* DIRECTIVE A: Return the part of the passage on helping a child through change starting at "Help Your Child" and ending at "a journaling activity.", copied word for word.
* DIRECTIVE B:
Answer these questions from the passage on helping a child through change:
(i) What is the third step of the Change Journal activity?
(ii) What is the last item in the list of family changes that create challenges?
(iii) For a move to a new city, what pictures does the passage suggest showing the child?

* SUPPLIED TEXT:
------

You can be a safety net for the kids and families in our community.

How do I support my child through change?

Help Your Child Process Upcoming Changes: 

Change Journal

Changes can bring lots of big feelings in children. Help them handle these emotions with a journaling activity.

  1. Sit with your child and write or draw about what the change looks like. 
    • Examples: a picture of the new baby,  new home, upcoming travel.
  2. Make a list with your child of what will change. 
    • For example: new house, new school, different schedule, baby will take some of your attention, etc. 
  3. Make a list of what will stay the same. 
    • Examples: have the same bed and toys, still do fun things together, etc.
    • Emphasize while there are external changes, your love for them will not change. 
  4. Make a list of feelings about the upcoming change. 
    • Remember all feelings are valid.
    • Your child might be feeling more than one thing at a time. For example, they might be excited for a new baby and nervous. Two seemingly opposites can be true at the same time. 
  5. If you feel comfortable, you can share your feelings too.

Change is a fairly constant part of life. While caregivers can try to reduce change, inevitably some routine will shift and affect a child emotionally, as well as behaviorally. 

Family changes that create challenges include: 

  • Moving to a new home or city
  • A family trip or a caregiver’s absence
  • Parents separation or divorce
  • Adding a new sibling
  • Starting at a new school
  • New jobs or routines for parents

Tips for helping your child with a big transition:

1. Give them as much information and preparation as possible and as is appropriate for their development. 

  • If it’s a move  to a new city, you can show them pictures of your new house, their new school, or a fun park you might visit there.  
  • If you are having a baby, talk about what a baby might do day or night. Let them know that they will probably cry and sleep a lot. Show them how you’ll care for the baby as you change a diaper or give a bottle – if appropriate share that this is similar to the care they received. 
  • If partners are separating, explain how it will or won’t affect them specifically – for example where each of you will live, where the child will live and when they will get to spend time with each, if appropriate.   
  • Providing details can help reduce a child’s anxiety about some of the unknowns.

------

* DATA PROVIDED:
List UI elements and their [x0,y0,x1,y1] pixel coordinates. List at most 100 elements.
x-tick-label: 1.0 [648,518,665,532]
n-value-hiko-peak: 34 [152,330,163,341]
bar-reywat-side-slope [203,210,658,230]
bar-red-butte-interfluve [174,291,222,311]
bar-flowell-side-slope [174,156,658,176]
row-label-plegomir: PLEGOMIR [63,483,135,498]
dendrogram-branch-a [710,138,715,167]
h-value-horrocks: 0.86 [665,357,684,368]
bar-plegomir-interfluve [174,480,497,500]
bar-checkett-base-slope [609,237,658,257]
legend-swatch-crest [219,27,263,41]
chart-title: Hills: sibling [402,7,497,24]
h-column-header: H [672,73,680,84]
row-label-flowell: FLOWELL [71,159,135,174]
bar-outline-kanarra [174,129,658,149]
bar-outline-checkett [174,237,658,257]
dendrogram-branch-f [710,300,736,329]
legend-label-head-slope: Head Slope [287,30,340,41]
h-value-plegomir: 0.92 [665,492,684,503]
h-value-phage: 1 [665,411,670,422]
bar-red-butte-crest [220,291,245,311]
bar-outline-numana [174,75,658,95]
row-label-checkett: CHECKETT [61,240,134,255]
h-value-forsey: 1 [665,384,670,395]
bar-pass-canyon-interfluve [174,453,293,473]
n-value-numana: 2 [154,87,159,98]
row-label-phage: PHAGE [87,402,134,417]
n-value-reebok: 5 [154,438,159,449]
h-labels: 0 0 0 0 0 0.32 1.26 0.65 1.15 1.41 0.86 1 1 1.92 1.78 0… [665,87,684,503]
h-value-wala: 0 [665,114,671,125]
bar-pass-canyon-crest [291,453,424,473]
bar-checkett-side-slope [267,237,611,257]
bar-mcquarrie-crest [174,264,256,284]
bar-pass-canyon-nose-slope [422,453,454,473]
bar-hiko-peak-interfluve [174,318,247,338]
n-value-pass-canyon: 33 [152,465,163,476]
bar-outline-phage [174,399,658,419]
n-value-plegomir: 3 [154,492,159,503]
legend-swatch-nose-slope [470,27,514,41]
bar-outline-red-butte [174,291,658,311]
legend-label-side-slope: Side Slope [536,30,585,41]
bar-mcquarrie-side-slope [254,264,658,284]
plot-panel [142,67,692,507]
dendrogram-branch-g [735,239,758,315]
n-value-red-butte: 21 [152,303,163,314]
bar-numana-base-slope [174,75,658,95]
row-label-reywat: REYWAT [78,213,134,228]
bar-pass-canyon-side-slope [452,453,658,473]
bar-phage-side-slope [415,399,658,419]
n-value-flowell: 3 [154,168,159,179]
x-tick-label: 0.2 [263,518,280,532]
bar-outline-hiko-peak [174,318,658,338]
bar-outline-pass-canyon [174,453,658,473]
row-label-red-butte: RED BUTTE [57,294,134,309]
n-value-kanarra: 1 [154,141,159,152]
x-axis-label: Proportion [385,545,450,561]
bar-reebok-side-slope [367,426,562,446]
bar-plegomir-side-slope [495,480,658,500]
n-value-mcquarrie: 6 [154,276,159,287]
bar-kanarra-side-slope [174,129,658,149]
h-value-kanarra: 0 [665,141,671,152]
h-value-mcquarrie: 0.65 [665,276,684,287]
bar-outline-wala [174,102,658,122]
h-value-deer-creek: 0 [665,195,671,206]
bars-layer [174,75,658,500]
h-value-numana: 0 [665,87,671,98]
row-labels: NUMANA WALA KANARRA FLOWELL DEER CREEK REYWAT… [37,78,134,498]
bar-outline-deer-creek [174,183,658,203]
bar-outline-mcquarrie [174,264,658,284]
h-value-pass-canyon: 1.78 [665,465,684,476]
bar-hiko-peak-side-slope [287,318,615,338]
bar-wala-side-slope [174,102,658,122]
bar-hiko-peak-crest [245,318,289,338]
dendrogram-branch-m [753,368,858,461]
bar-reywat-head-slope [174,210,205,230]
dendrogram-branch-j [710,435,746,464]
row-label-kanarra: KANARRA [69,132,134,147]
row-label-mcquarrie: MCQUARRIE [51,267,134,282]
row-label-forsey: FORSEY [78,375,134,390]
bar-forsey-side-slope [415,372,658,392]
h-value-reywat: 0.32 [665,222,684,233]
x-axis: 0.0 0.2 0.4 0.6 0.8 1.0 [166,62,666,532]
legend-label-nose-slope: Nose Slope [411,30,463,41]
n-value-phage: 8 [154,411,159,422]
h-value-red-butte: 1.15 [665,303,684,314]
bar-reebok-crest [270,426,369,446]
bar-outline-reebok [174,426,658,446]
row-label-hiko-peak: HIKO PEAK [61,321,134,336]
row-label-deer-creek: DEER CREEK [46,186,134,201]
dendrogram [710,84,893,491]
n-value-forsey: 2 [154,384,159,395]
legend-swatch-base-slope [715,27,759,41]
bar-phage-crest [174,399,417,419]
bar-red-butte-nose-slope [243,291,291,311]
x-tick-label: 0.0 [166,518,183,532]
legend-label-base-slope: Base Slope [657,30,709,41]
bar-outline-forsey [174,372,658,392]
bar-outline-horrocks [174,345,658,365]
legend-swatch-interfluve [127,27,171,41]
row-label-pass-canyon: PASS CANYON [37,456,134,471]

------

* EXPECTED ANSWER A:
Help Your Child Process Upcoming Changes: 

Change Journal

Changes can bring lots of big feelings in children. Help them handle these emotions with a journaling activity.

* EXPECTED ANSWER B:
(i) Make a list of what will stay the same.
(ii) New jobs or routines for parents.
(iii) Pictures of the new house, the child's new school, or a fun park the family might visit there.